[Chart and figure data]
□ □ □ □
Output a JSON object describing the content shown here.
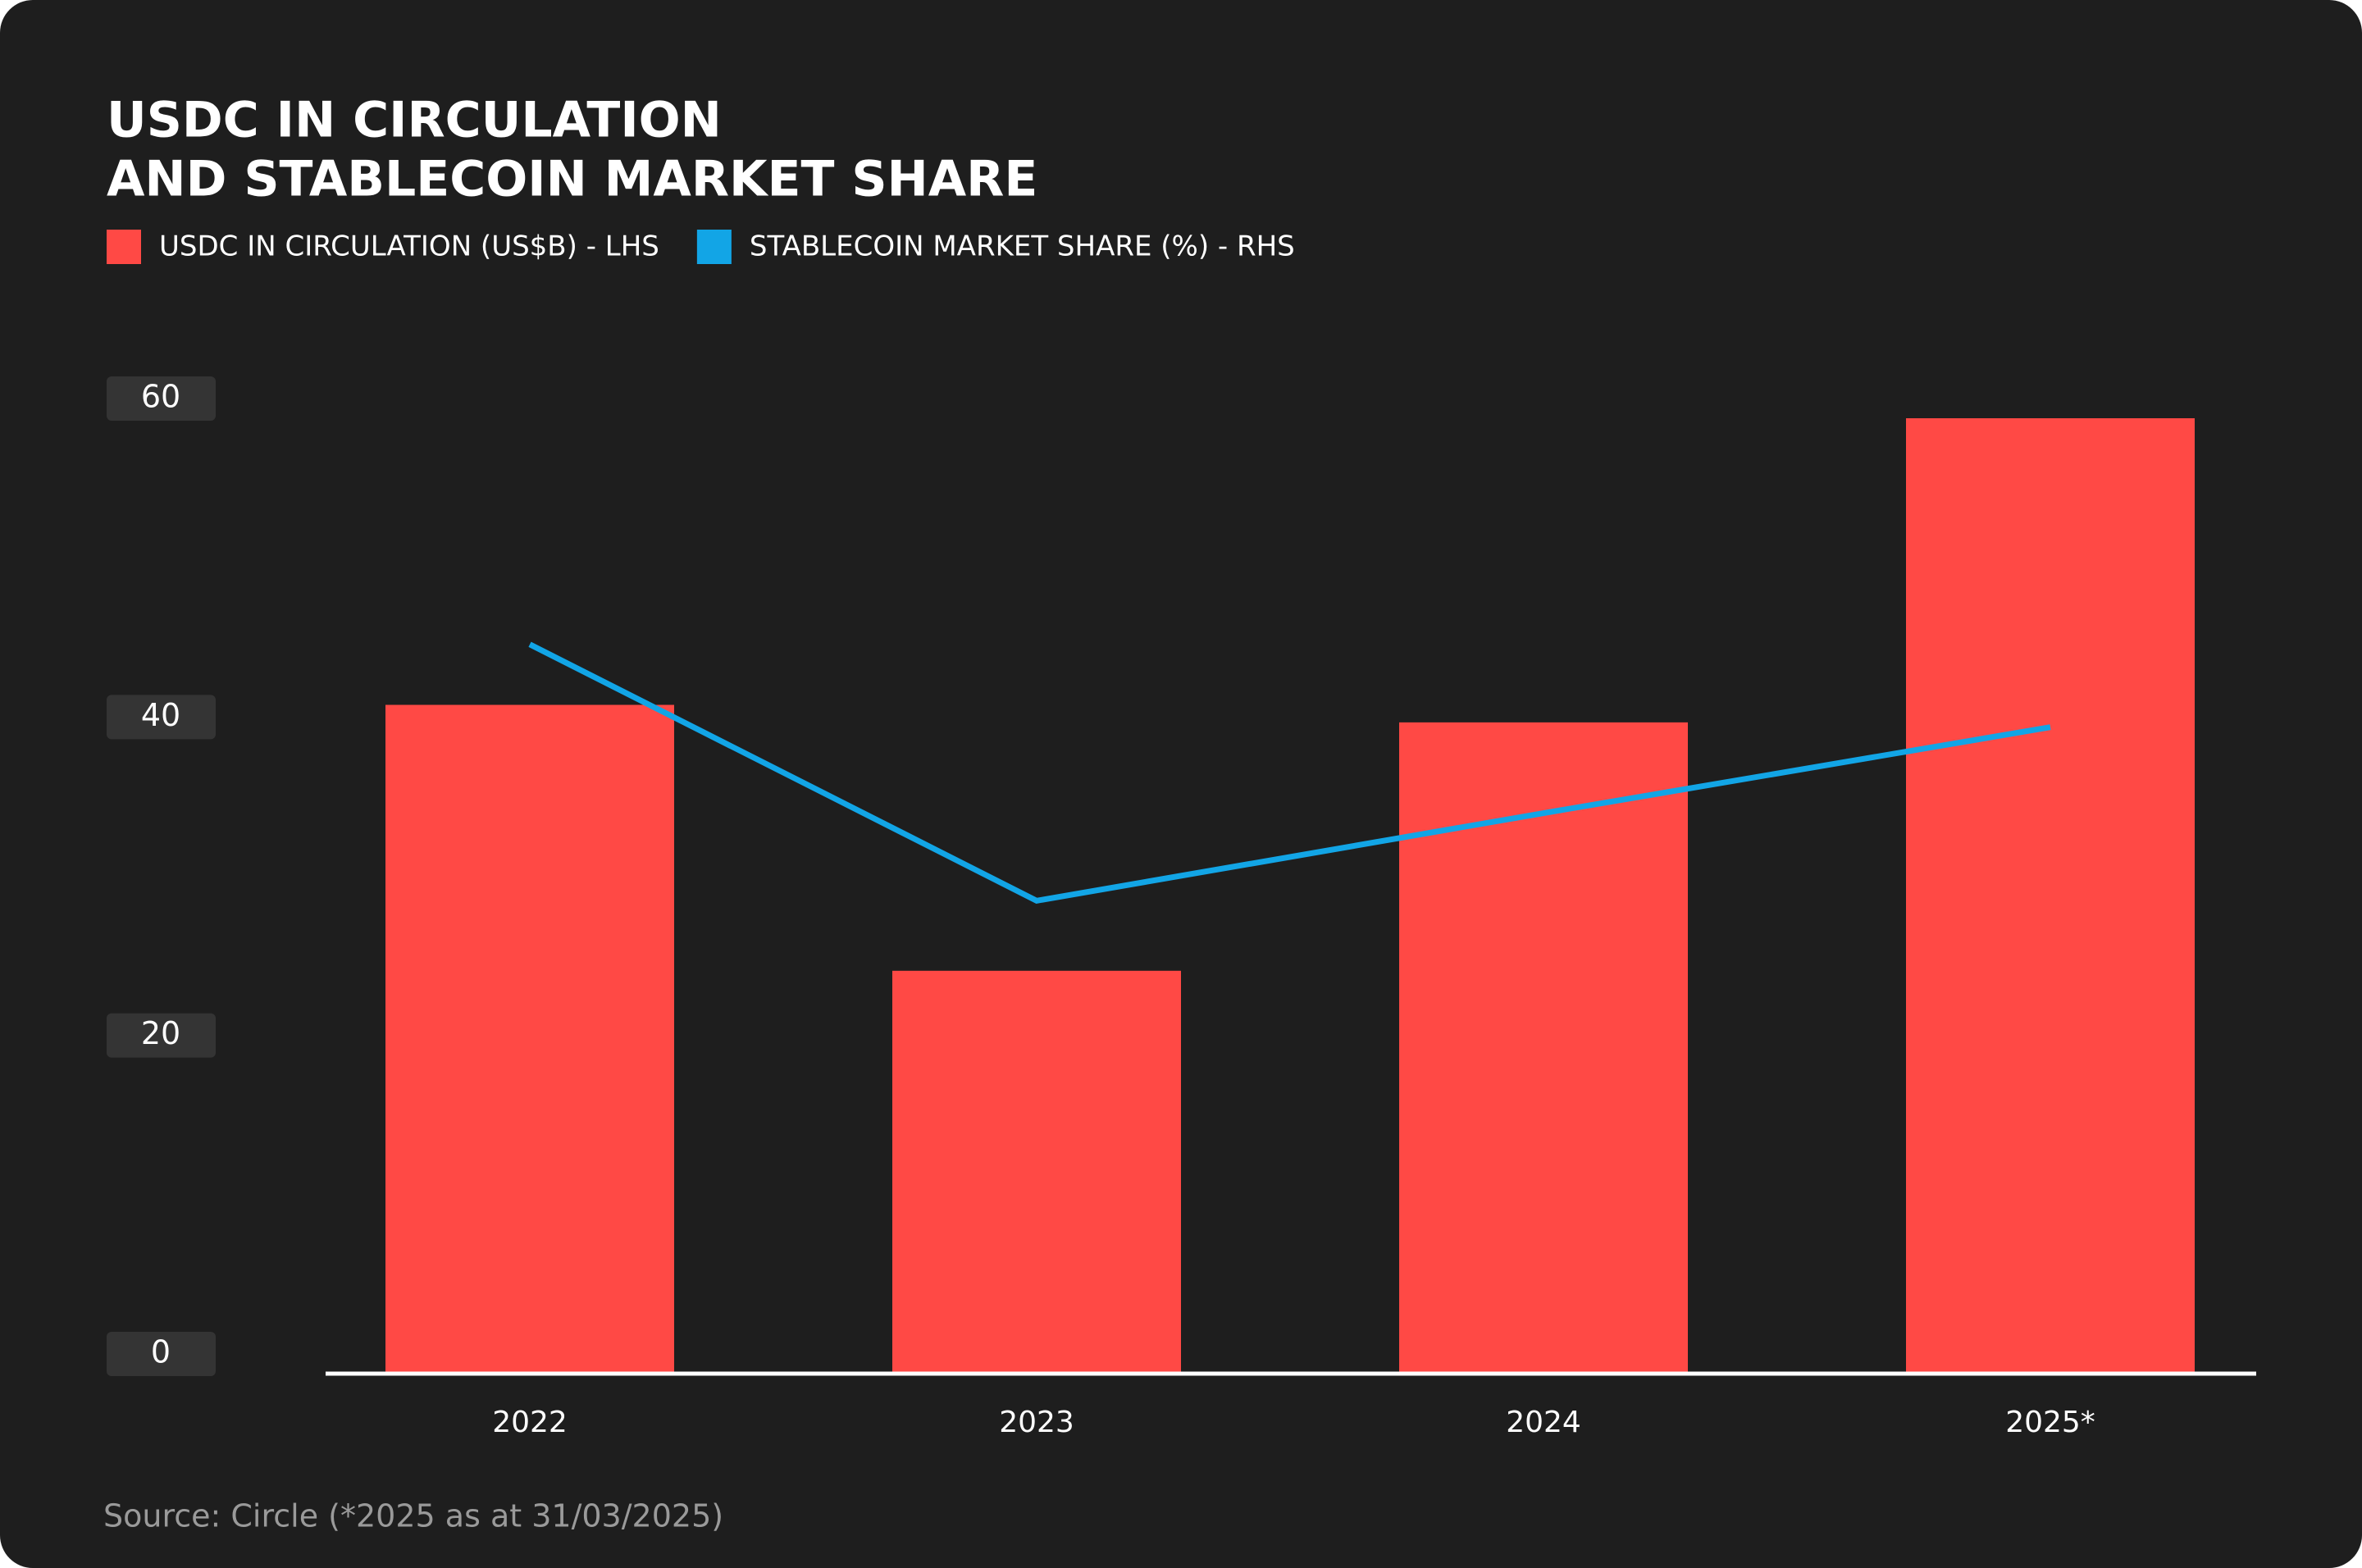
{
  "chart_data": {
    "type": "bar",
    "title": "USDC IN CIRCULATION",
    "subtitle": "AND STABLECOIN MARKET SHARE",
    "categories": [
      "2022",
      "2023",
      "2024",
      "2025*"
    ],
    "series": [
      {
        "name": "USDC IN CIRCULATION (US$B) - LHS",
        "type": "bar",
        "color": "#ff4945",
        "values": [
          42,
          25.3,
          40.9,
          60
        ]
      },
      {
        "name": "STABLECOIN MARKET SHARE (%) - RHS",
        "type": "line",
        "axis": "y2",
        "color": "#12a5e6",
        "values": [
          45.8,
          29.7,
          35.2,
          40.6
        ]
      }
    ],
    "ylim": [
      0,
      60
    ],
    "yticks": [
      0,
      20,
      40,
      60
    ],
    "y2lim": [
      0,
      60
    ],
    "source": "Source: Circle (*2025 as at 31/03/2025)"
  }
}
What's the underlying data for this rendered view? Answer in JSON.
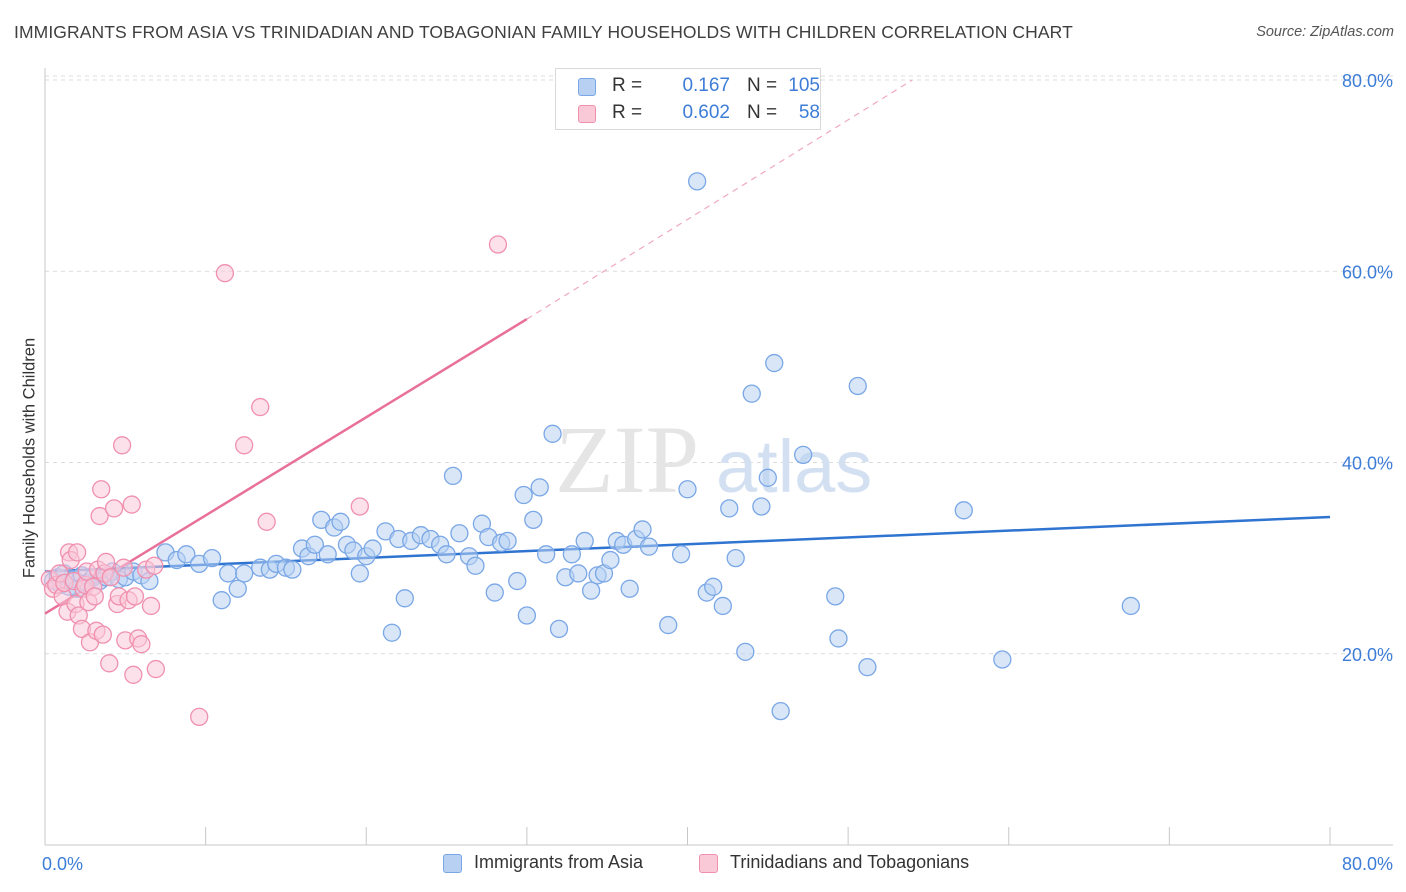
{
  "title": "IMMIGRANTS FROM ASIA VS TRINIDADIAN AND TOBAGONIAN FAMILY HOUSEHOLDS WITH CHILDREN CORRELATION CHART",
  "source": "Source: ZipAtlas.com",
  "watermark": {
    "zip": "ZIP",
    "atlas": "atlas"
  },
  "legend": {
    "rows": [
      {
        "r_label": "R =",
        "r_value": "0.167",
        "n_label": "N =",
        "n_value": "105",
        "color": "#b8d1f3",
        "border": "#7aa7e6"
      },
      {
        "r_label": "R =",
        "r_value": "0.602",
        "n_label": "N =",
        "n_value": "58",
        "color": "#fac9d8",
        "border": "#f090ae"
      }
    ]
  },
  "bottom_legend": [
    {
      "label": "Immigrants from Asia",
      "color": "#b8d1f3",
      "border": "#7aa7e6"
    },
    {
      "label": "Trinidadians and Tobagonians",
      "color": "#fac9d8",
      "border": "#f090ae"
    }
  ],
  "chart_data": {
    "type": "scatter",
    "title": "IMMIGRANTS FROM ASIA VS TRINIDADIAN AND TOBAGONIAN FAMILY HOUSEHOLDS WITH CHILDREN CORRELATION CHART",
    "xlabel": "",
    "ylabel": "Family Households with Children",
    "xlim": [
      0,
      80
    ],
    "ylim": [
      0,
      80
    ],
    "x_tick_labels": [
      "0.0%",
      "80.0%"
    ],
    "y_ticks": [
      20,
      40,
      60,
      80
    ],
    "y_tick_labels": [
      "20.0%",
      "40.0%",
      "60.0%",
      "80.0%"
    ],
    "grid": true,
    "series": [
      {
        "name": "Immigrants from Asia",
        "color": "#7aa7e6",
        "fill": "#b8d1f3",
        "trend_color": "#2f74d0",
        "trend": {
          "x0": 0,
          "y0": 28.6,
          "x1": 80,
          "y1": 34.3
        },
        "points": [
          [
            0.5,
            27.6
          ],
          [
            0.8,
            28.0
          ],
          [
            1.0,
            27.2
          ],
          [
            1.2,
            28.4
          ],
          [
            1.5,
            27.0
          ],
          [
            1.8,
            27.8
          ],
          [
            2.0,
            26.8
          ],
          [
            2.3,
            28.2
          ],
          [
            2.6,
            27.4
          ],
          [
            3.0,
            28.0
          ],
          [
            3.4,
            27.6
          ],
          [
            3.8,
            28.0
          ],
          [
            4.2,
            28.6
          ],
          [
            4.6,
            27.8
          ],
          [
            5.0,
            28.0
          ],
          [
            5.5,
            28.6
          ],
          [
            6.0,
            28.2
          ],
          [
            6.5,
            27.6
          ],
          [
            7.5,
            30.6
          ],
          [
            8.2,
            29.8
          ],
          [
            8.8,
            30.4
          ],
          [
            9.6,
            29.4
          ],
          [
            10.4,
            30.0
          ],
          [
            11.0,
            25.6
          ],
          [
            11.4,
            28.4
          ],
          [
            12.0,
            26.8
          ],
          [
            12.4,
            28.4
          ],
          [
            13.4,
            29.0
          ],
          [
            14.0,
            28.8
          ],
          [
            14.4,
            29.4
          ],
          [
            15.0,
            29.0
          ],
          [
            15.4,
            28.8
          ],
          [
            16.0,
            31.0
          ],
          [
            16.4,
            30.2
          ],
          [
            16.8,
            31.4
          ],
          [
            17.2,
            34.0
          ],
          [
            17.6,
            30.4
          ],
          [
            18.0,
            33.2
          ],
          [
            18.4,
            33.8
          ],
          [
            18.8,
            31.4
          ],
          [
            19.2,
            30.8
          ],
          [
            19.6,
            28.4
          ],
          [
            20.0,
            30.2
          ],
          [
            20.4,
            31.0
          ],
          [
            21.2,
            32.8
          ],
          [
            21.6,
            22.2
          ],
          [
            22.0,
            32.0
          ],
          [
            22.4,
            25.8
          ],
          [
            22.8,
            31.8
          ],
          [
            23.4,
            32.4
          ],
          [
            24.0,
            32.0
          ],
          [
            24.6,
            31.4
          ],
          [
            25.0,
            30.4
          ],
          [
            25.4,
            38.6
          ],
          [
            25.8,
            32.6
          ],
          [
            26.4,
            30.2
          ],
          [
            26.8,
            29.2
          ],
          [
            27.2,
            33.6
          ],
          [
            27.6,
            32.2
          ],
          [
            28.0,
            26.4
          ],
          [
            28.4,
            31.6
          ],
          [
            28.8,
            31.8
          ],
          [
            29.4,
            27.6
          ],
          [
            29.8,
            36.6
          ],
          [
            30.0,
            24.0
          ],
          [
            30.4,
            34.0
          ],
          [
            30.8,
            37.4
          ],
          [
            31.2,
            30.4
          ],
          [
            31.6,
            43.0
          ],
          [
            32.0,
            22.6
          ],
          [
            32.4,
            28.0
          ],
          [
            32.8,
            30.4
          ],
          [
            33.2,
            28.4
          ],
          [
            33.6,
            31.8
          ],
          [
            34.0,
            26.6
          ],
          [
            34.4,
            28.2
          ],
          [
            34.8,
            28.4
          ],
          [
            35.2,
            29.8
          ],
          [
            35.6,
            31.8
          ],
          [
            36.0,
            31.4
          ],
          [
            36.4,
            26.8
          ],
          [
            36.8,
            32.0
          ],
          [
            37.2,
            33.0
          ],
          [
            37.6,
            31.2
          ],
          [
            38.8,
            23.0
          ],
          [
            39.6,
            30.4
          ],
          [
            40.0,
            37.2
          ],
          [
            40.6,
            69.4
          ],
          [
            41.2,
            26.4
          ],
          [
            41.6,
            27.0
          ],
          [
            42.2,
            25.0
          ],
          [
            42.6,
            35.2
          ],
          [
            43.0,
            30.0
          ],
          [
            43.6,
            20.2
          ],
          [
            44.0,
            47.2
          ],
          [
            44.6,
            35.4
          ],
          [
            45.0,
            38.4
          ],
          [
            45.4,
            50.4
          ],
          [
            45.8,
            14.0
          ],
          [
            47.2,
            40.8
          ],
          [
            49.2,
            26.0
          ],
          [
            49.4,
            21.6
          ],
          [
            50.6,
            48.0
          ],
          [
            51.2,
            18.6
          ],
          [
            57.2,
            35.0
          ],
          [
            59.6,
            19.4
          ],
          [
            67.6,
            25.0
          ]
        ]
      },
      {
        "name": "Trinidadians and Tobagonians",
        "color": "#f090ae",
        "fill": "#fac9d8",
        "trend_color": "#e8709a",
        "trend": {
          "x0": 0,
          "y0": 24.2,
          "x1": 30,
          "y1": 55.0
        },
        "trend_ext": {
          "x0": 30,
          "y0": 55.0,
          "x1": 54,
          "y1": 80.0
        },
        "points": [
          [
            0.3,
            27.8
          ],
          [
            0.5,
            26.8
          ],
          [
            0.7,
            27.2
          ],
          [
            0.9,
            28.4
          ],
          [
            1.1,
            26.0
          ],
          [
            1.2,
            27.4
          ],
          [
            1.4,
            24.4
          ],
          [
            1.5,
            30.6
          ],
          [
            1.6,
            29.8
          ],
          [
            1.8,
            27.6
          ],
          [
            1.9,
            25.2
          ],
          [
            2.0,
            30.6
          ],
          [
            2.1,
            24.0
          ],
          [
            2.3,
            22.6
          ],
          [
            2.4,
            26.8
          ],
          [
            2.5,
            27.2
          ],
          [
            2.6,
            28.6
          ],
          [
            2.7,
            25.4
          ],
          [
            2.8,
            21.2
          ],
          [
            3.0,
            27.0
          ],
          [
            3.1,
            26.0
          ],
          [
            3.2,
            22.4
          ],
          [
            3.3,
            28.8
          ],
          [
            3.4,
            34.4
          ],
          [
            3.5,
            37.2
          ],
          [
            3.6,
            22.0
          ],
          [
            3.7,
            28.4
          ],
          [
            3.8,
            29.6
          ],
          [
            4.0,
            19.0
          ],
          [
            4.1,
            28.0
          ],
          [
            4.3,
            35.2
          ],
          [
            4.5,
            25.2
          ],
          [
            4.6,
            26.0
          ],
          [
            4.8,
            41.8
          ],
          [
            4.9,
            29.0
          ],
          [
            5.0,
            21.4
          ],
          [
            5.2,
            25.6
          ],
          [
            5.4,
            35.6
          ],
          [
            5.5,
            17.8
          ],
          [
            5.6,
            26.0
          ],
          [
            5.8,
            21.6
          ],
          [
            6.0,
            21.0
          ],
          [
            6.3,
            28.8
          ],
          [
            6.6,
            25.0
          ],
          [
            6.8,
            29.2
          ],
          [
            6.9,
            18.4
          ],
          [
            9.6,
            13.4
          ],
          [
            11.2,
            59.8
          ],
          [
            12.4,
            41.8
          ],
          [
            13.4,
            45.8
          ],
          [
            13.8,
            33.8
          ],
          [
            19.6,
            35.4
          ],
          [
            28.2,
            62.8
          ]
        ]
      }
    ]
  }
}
□ □ □ □
* [EXERCISE REQUIREMENTS]
Among the entries above, identify all lines with "JSON" and copy them.

* [THE RESULT]
Output a JSON object describing the content shown here.
What's the underlying data for this rendered view? Answer in JSON.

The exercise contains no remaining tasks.